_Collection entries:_
*****

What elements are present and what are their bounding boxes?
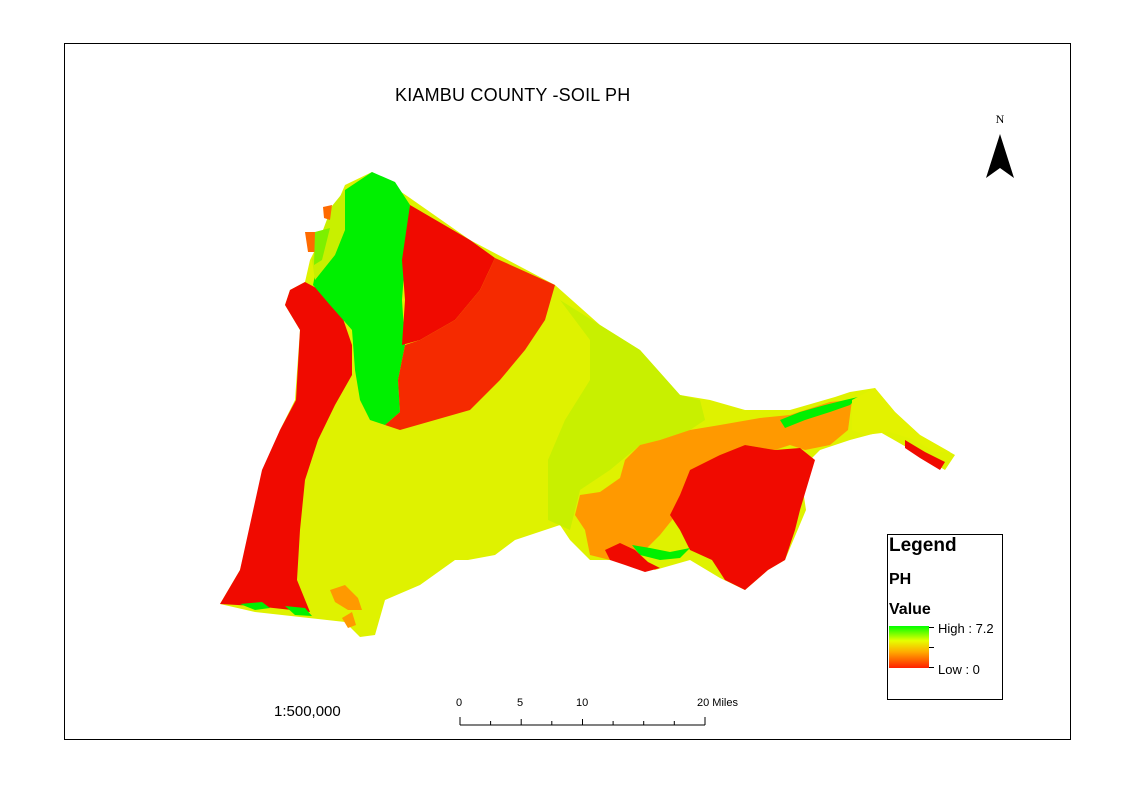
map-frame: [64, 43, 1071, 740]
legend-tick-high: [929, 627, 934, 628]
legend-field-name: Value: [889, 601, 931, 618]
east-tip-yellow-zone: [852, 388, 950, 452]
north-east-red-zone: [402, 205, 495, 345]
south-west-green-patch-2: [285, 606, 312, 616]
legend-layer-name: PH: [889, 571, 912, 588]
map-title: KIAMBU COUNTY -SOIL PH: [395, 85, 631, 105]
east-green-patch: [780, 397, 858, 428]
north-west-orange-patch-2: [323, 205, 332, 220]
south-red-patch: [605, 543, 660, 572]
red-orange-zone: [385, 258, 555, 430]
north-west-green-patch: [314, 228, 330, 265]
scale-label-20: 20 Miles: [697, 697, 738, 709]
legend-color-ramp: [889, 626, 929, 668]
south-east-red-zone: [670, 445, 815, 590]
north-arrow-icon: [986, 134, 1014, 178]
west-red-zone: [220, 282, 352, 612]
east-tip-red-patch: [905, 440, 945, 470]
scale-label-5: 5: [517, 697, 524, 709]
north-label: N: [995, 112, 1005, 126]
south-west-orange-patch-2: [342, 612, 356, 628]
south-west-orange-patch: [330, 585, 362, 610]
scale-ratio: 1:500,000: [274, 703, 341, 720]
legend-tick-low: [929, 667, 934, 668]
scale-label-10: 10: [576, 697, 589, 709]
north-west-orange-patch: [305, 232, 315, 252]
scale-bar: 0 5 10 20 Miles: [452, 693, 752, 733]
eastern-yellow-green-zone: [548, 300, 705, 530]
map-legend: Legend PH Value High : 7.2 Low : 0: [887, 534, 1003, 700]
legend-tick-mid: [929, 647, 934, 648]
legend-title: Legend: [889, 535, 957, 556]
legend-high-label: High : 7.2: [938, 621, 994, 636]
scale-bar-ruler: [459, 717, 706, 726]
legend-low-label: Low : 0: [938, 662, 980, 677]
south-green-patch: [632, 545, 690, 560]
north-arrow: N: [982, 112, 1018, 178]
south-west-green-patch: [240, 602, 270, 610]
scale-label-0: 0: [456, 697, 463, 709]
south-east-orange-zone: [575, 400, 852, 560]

*****

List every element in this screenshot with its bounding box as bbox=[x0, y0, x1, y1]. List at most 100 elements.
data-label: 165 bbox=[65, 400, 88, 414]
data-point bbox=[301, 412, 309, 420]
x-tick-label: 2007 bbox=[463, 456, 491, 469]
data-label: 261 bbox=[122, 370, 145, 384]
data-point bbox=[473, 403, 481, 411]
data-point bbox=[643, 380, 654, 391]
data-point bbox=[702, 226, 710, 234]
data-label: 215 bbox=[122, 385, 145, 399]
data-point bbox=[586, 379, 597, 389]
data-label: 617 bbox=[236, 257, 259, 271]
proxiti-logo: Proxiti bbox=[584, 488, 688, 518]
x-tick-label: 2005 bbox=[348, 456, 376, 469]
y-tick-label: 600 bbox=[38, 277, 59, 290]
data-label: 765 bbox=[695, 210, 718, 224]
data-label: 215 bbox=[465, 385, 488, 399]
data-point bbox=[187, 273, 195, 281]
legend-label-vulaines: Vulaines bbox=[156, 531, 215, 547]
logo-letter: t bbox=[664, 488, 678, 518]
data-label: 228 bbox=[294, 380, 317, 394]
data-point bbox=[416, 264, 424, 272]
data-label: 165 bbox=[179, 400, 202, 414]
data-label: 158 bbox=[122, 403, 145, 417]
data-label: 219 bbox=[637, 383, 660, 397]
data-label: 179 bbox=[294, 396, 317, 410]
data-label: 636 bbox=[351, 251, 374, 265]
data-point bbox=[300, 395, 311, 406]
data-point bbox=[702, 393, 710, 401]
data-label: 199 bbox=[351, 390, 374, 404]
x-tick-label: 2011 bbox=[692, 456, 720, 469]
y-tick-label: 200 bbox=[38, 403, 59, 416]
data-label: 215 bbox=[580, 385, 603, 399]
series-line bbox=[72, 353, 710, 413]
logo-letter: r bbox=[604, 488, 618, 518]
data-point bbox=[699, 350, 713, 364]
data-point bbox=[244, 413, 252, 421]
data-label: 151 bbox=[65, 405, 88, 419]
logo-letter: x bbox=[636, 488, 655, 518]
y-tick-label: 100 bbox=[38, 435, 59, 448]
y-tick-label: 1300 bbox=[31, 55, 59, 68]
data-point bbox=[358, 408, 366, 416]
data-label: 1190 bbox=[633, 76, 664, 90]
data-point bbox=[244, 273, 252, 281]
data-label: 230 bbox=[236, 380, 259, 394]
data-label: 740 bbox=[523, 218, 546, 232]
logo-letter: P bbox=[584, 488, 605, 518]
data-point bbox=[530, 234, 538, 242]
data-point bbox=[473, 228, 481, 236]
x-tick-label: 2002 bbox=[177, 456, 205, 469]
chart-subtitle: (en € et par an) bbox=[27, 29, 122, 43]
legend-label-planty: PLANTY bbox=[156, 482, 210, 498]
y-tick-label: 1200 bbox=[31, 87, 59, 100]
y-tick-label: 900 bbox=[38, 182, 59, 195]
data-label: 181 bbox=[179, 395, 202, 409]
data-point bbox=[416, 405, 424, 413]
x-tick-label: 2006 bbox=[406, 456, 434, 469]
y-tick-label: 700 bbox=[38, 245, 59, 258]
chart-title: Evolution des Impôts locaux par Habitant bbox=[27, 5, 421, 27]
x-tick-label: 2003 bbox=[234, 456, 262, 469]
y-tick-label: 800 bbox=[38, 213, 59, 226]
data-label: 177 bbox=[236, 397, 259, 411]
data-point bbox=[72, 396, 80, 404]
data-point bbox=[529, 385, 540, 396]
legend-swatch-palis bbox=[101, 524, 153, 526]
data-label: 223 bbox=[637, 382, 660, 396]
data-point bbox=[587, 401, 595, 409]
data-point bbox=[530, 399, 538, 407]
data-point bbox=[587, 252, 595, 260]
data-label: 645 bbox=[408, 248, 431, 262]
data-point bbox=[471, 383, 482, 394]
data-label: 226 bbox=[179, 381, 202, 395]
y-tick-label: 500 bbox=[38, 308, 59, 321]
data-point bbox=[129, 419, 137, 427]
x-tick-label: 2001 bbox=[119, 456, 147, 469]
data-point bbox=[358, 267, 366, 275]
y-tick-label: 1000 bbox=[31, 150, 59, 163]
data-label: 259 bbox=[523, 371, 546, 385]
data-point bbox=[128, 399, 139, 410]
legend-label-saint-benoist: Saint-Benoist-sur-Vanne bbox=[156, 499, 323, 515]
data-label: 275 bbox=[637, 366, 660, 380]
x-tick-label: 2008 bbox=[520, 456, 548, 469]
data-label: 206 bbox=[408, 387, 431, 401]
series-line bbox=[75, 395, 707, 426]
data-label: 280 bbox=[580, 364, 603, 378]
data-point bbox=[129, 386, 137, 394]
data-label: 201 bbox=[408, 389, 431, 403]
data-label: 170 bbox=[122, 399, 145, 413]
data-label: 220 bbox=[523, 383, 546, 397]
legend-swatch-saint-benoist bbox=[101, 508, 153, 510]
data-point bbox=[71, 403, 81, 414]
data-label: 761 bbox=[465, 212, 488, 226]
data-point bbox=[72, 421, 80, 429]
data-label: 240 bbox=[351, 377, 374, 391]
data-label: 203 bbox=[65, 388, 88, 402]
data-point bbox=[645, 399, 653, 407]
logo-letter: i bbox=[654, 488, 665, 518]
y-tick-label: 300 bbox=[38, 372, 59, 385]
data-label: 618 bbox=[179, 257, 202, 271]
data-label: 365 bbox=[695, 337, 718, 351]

*****

Reproduce the material from the line with "List every element" to the line with "proxiti-logo: Proxiti bbox=[584, 488, 688, 518]", swapping "data-point" for "marker" and leaving everything else as it stands.

_Completed exercise:_
List every element in this screenshot with its bounding box as bbox=[x0, y0, x1, y1]. List at most 100 elements.
data-label: 165 bbox=[65, 400, 88, 414]
marker bbox=[301, 412, 309, 420]
x-tick-label: 2007 bbox=[463, 456, 491, 469]
data-label: 261 bbox=[122, 370, 145, 384]
marker bbox=[473, 403, 481, 411]
marker bbox=[643, 380, 654, 391]
marker bbox=[702, 226, 710, 234]
data-label: 215 bbox=[122, 385, 145, 399]
marker bbox=[586, 379, 597, 389]
data-label: 617 bbox=[236, 257, 259, 271]
proxiti-logo: Proxiti bbox=[584, 488, 688, 518]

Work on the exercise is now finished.